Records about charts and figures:

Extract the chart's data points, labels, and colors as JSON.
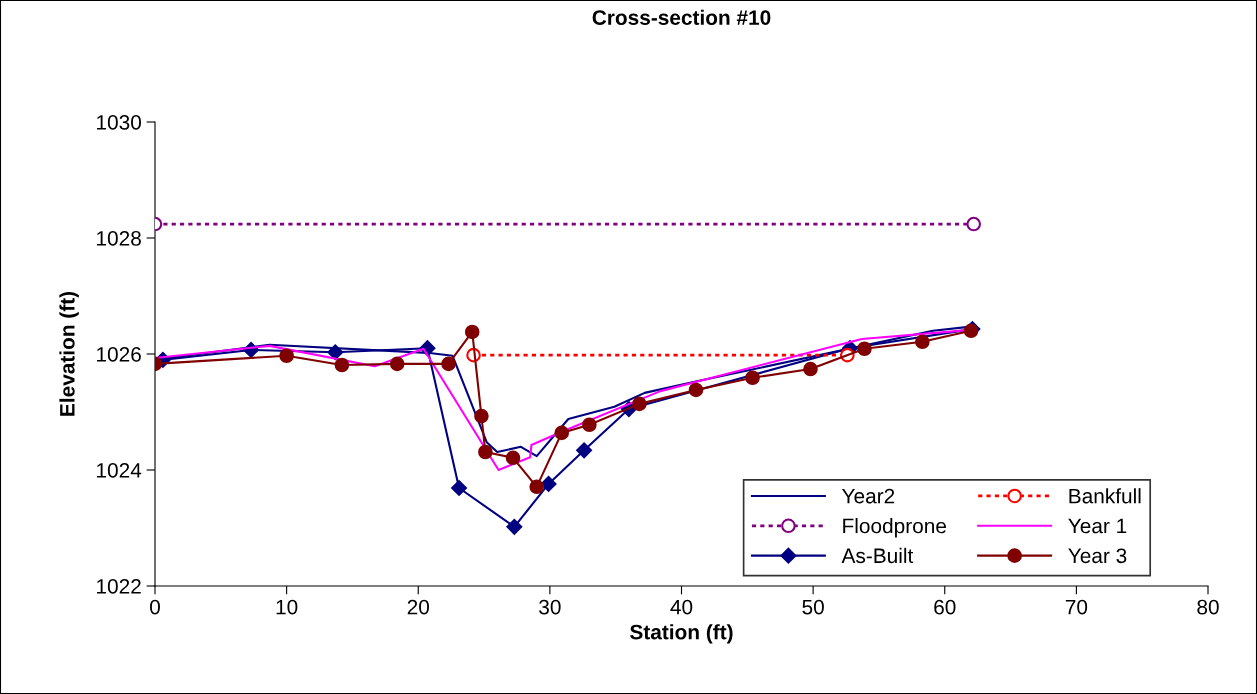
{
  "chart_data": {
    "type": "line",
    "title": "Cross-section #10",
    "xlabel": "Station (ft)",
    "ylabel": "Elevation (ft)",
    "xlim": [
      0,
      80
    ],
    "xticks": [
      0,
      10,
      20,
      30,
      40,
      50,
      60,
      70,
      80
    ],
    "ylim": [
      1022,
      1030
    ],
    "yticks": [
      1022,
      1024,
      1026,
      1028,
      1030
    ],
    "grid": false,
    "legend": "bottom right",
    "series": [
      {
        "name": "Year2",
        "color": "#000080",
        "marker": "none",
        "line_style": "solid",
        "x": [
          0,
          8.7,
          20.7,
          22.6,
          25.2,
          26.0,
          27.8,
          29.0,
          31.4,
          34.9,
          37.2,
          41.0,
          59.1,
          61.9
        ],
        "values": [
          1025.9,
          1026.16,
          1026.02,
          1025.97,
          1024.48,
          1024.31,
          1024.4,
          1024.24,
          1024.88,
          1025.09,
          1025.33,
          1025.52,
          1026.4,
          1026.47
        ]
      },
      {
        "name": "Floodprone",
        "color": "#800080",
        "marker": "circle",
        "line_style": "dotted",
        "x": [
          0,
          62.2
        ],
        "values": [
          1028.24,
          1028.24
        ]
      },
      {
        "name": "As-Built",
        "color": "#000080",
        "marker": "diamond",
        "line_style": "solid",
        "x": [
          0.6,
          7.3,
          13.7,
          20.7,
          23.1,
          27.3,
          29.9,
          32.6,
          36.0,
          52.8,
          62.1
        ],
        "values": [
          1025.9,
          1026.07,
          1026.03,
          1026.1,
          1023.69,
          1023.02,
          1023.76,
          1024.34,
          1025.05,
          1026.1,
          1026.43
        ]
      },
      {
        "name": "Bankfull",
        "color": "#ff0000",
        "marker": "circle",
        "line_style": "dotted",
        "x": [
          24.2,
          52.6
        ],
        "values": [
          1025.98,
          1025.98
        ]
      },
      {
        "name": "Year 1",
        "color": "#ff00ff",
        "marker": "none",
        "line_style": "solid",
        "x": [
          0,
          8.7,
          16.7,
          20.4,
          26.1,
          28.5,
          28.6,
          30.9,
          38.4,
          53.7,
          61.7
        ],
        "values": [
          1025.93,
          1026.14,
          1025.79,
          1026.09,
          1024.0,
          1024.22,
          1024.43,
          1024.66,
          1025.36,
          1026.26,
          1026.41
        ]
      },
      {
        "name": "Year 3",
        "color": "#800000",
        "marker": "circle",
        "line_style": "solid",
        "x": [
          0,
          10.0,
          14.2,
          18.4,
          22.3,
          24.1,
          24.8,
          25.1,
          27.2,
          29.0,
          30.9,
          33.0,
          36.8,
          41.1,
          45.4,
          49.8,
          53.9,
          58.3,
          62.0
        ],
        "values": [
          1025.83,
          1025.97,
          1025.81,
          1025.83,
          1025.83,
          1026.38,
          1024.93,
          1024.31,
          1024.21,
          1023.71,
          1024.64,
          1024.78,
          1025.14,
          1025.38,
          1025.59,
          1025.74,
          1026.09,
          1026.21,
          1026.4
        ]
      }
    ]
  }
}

---

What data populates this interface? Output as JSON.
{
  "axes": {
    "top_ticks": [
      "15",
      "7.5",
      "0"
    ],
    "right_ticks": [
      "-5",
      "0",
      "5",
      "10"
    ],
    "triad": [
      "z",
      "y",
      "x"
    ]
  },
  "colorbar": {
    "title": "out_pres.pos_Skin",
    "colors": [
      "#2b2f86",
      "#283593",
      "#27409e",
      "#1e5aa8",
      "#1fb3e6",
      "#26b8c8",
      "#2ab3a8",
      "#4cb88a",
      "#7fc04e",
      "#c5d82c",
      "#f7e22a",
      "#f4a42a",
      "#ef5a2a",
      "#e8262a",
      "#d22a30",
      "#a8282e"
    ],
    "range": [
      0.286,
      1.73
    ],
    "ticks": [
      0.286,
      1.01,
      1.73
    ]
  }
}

> _Work to be completed_
State the count of lines that contain the string "colors". Nothing else is needed.

> _Completed exercise_
2